**Job**
Rewrite the listing, changing each "extension line" to "witness line" and leaving every other part unchanged.

— START OF Task material —

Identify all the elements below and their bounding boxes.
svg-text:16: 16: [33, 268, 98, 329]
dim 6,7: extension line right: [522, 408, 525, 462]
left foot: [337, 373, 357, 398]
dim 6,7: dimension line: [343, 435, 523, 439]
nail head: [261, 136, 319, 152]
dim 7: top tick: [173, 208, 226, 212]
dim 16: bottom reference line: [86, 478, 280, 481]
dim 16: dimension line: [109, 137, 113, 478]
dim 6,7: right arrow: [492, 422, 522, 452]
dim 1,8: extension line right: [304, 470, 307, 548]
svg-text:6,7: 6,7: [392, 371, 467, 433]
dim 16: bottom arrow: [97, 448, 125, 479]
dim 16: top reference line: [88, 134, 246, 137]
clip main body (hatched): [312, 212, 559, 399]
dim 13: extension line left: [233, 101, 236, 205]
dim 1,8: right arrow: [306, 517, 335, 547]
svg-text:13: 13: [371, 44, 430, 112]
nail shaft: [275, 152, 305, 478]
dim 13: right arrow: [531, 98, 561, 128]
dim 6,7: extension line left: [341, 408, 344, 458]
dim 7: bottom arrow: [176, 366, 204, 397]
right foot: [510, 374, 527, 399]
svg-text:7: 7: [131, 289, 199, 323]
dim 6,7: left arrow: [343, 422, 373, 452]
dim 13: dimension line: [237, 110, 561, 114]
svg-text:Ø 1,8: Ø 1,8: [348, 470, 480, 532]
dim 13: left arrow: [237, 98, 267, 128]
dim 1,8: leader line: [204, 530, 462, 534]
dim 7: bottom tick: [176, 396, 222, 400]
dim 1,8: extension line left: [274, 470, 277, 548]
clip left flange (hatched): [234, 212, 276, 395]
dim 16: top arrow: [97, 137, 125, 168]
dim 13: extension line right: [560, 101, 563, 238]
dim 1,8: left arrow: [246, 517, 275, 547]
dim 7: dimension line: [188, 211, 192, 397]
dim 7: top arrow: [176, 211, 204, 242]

— END OF Task material —

**Result of this task**
Identify all the elements below and their bounding boxes.
svg-text:16: 16: [33, 268, 98, 329]
dim 6,7: witness line right: [522, 408, 525, 462]
left foot: [337, 373, 357, 398]
dim 6,7: dimension line: [343, 435, 523, 439]
nail head: [261, 136, 319, 152]
dim 7: top tick: [173, 208, 226, 212]
dim 16: bottom reference line: [86, 478, 280, 481]
dim 16: dimension line: [109, 137, 113, 478]
dim 6,7: right arrow: [492, 422, 522, 452]
dim 1,8: witness line right: [304, 470, 307, 548]
svg-text:6,7: 6,7: [392, 371, 467, 433]
dim 16: bottom arrow: [97, 448, 125, 479]
dim 16: top reference line: [88, 134, 246, 137]
clip main body (hatched): [312, 212, 559, 399]
dim 13: witness line left: [233, 101, 236, 205]
dim 1,8: right arrow: [306, 517, 335, 547]
svg-text:13: 13: [371, 44, 430, 112]
nail shaft: [275, 152, 305, 478]
dim 13: right arrow: [531, 98, 561, 128]
dim 6,7: witness line left: [341, 408, 344, 458]
dim 7: bottom arrow: [176, 366, 204, 397]
right foot: [510, 374, 527, 399]
svg-text:7: 7: [131, 289, 199, 323]
dim 6,7: left arrow: [343, 422, 373, 452]
dim 13: dimension line: [237, 110, 561, 114]
svg-text:Ø 1,8: Ø 1,8: [348, 470, 480, 532]
dim 13: left arrow: [237, 98, 267, 128]
dim 1,8: leader line: [204, 530, 462, 534]
dim 7: bottom tick: [176, 396, 222, 400]
dim 1,8: witness line left: [274, 470, 277, 548]
clip left flange (hatched): [234, 212, 276, 395]
dim 16: top arrow: [97, 137, 125, 168]
dim 13: witness line right: [560, 101, 563, 238]
dim 1,8: left arrow: [246, 517, 275, 547]
dim 7: dimension line: [188, 211, 192, 397]
dim 7: top arrow: [176, 211, 204, 242]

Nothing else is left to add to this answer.